--- START OF Data in this exercise ---

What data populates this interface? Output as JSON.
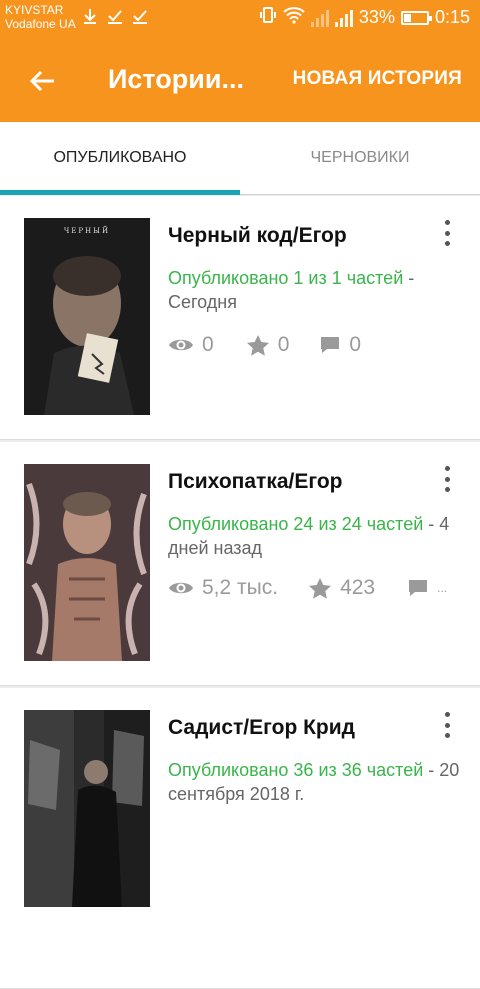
{
  "status_bar": {
    "carrier_1": "KYIVSTAR",
    "carrier_2": "Vodafone UA",
    "battery": "33%",
    "battery_level": 0.33,
    "time": "0:15"
  },
  "app_bar": {
    "title": "Истории...",
    "new_story_label": "НОВАЯ ИСТОРИЯ"
  },
  "tabs": [
    {
      "label": "ОПУБЛИКОВАНО",
      "active": true
    },
    {
      "label": "ЧЕРНОВИКИ",
      "active": false
    }
  ],
  "stories": [
    {
      "title": "Черный код/Егор",
      "cover_text": "ЧЕРНЫЙ",
      "published": "Опубликовано 1 из 1 частей",
      "separator": " - ",
      "date": "Сегодня",
      "views": "0",
      "votes": "0",
      "comments": "0"
    },
    {
      "title": "Психопатка/Егор",
      "published": "Опубликовано 24 из 24 частей",
      "separator": " - ",
      "date": "4 дней назад",
      "views": "5,2 тыс.",
      "votes": "423",
      "comments": "..."
    },
    {
      "title": "Садист/Егор Крид",
      "published": "Опубликовано 36 из 36 частей",
      "separator": " - ",
      "date": "20 сентября 2018 г."
    }
  ],
  "colors": {
    "accent": "#f7941d",
    "tab_indicator": "#1aa3b4",
    "published_green": "#39b54a"
  }
}
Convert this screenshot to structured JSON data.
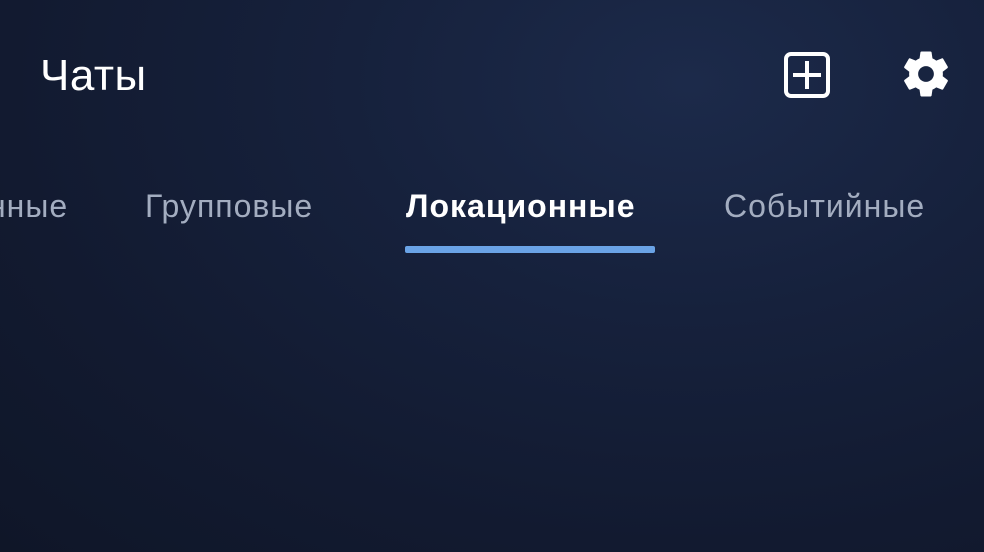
{
  "header": {
    "title": "Чаты",
    "add_icon": "plus-square-icon",
    "settings_icon": "gear-icon"
  },
  "tabs": [
    {
      "label": "нные",
      "active": false
    },
    {
      "label": "Групповые",
      "active": false
    },
    {
      "label": "Локационные",
      "active": true
    },
    {
      "label": "Событийные",
      "active": false
    }
  ],
  "colors": {
    "background": "#141d35",
    "accent": "#6aa3e6",
    "inactive_tab": "#a3adc0",
    "active_tab": "#ffffff"
  }
}
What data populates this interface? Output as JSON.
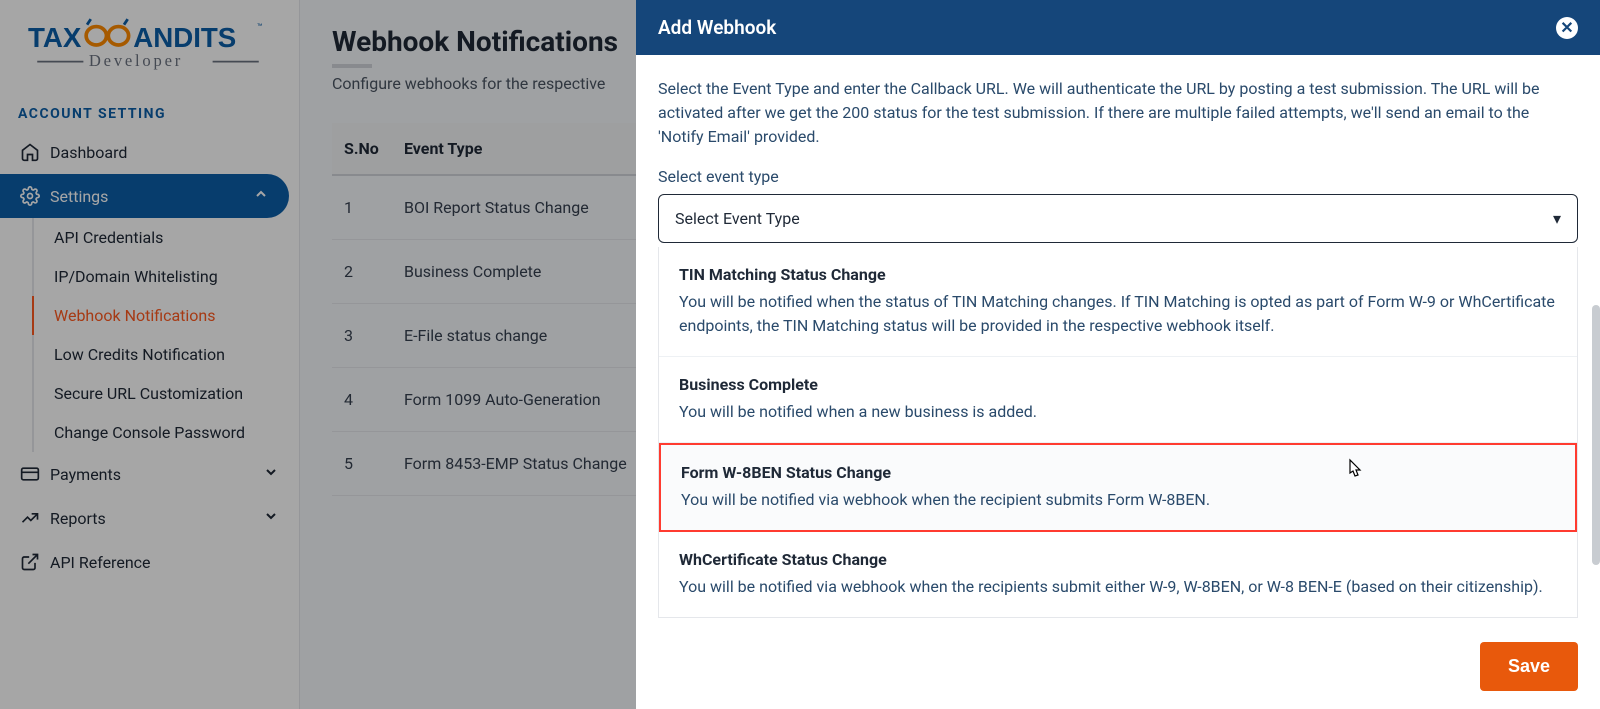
{
  "logo": {
    "brand_main": "TAX",
    "brand_rest": "ANDITS",
    "tm": "™",
    "tagline": "Developer"
  },
  "sidebar": {
    "section": "ACCOUNT SETTING",
    "nav": {
      "dashboard": "Dashboard",
      "settings": "Settings",
      "settings_items": [
        "API Credentials",
        "IP/Domain Whitelisting",
        "Webhook Notifications",
        "Low Credits Notification",
        "Secure URL Customization",
        "Change Console Password"
      ],
      "payments": "Payments",
      "reports": "Reports",
      "api_reference": "API Reference"
    }
  },
  "main": {
    "title": "Webhook Notifications",
    "subtitle": "Configure webhooks for the respective",
    "columns": {
      "sno": "S.No",
      "event_type": "Event Type"
    },
    "rows": [
      {
        "n": "1",
        "t": "BOI Report Status Change"
      },
      {
        "n": "2",
        "t": "Business Complete"
      },
      {
        "n": "3",
        "t": "E-File status change"
      },
      {
        "n": "4",
        "t": "Form 1099 Auto-Generation"
      },
      {
        "n": "5",
        "t": "Form 8453-EMP Status Change"
      }
    ]
  },
  "modal": {
    "title": "Add Webhook",
    "description": "Select the Event Type and enter the Callback URL. We will authenticate the URL by posting a test submission. The URL will be activated after we get the 200 status for the test submission. If there are multiple failed attempts, we'll send an email to the 'Notify Email' provided.",
    "select_label": "Select event type",
    "select_placeholder": "Select Event Type",
    "options": [
      {
        "title": "TIN Matching Status Change",
        "desc": "You will be notified when the status of TIN Matching changes. If TIN Matching is opted as part of Form W-9 or WhCertificate endpoints, the TIN Matching status will be provided in the respective webhook itself."
      },
      {
        "title": "Business Complete",
        "desc": "You will be notified when a new business is added."
      },
      {
        "title": "Form W-8BEN Status Change",
        "desc": "You will be notified via webhook when the recipient submits Form W-8BEN."
      },
      {
        "title": "WhCertificate Status Change",
        "desc": "You will be notified via webhook when the recipients submit either W-9, W-8BEN, or W-8 BEN-E (based on their citizenship)."
      }
    ],
    "save": "Save"
  }
}
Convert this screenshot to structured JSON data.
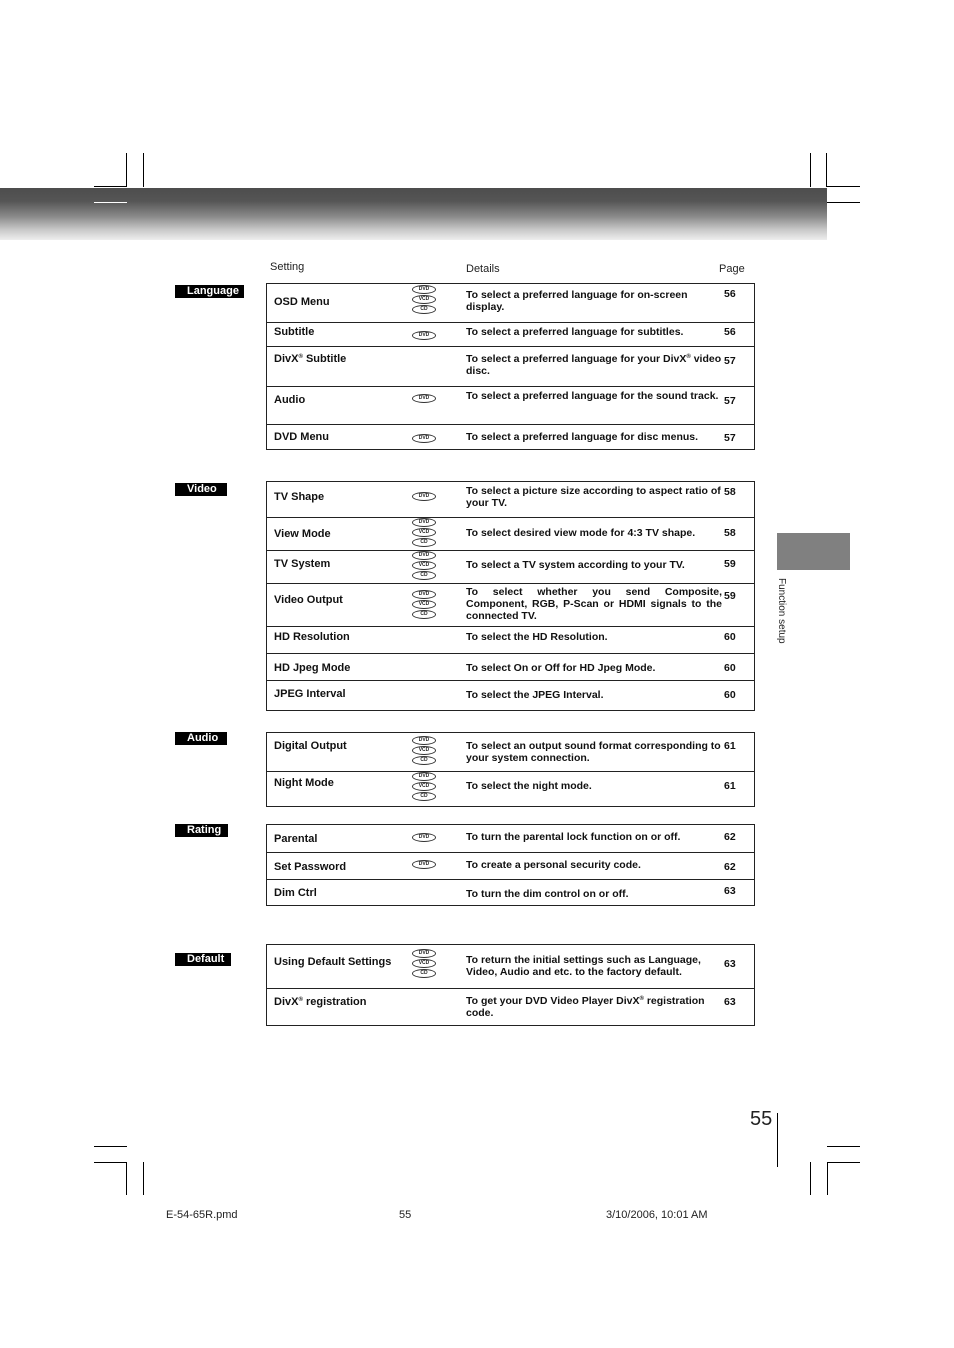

--- END OF Data in this exercise ---

#### Exercise details:
Repeat verbatim all the material, but not the pictures.

#### Worked solution:
What data populates this interface? Output as JSON.
{
  "status_bar": {
    "carrier_1": "KYIVSTAR",
    "carrier_2": "Vodafone UA",
    "battery": "33%",
    "battery_level": 0.33,
    "time": "0:15"
  },
  "app_bar": {
    "title": "Истории...",
    "new_story_label": "НОВАЯ ИСТОРИЯ"
  },
  "tabs": [
    {
      "label": "ОПУБЛИКОВАНО",
      "active": true
    },
    {
      "label": "ЧЕРНОВИКИ",
      "active": false
    }
  ],
  "stories": [
    {
      "title": "Черный код/Егор",
      "cover_text": "ЧЕРНЫЙ",
      "published": "Опубликовано 1 из 1 частей",
      "separator": " - ",
      "date": "Сегодня",
      "views": "0",
      "votes": "0",
      "comments": "0"
    },
    {
      "title": "Психопатка/Егор",
      "published": "Опубликовано 24 из 24 частей",
      "separator": " - ",
      "date": "4 дней назад",
      "views": "5,2 тыс.",
      "votes": "423",
      "comments": "..."
    },
    {
      "title": "Садист/Егор Крид",
      "published": "Опубликовано 36 из 36 частей",
      "separator": " - ",
      "date": "20 сентября 2018 г."
    }
  ],
  "colors": {
    "accent": "#f7941d",
    "tab_indicator": "#1aa3b4",
    "published_green": "#39b54a"
  }
}
Convert this screenshot to structured JSON data.
{
  "header": {
    "title": "Чаты",
    "add_icon": "plus-square-icon",
    "settings_icon": "gear-icon"
  },
  "tabs": [
    {
      "label": "нные",
      "active": false
    },
    {
      "label": "Групповые",
      "active": false
    },
    {
      "label": "Локационные",
      "active": true
    },
    {
      "label": "Событийные",
      "active": false
    }
  ],
  "colors": {
    "background": "#141d35",
    "accent": "#6aa3e6",
    "inactive_tab": "#a3adc0",
    "active_tab": "#ffffff"
  }
}
What data populates this interface? Output as JSON.
{
  "logo": {
    "brand_main": "TAX",
    "brand_rest": "ANDITS",
    "tm": "™",
    "tagline": "Developer"
  },
  "sidebar": {
    "section": "ACCOUNT SETTING",
    "nav": {
      "dashboard": "Dashboard",
      "settings": "Settings",
      "settings_items": [
        "API Credentials",
        "IP/Domain Whitelisting",
        "Webhook Notifications",
        "Low Credits Notification",
        "Secure URL Customization",
        "Change Console Password"
      ],
      "payments": "Payments",
      "reports": "Reports",
      "api_reference": "API Reference"
    }
  },
  "main": {
    "title": "Webhook Notifications",
    "subtitle": "Configure webhooks for the respective",
    "columns": {
      "sno": "S.No",
      "event_type": "Event Type"
    },
    "rows": [
      {
        "n": "1",
        "t": "BOI Report Status Change"
      },
      {
        "n": "2",
        "t": "Business Complete"
      },
      {
        "n": "3",
        "t": "E-File status change"
      },
      {
        "n": "4",
        "t": "Form 1099 Auto-Generation"
      },
      {
        "n": "5",
        "t": "Form 8453-EMP Status Change"
      }
    ]
  },
  "modal": {
    "title": "Add Webhook",
    "description": "Select the Event Type and enter the Callback URL. We will authenticate the URL by posting a test submission. The URL will be activated after we get the 200 status for the test submission. If there are multiple failed attempts, we'll send an email to the 'Notify Email' provided.",
    "select_label": "Select event type",
    "select_placeholder": "Select Event Type",
    "options": [
      {
        "title": "TIN Matching Status Change",
        "desc": "You will be notified when the status of TIN Matching changes. If TIN Matching is opted as part of Form W-9 or WhCertificate endpoints, the TIN Matching status will be provided in the respective webhook itself."
      },
      {
        "title": "Business Complete",
        "desc": "You will be notified when a new business is added."
      },
      {
        "title": "Form W-8BEN Status Change",
        "desc": "You will be notified via webhook when the recipient submits Form W-8BEN."
      },
      {
        "title": "WhCertificate Status Change",
        "desc": "You will be notified via webhook when the recipients submit either W-9, W-8BEN, or W-8 BEN-E (based on their citizenship)."
      }
    ],
    "save": "Save"
  }
}
Convert this screenshot to structured JSON data.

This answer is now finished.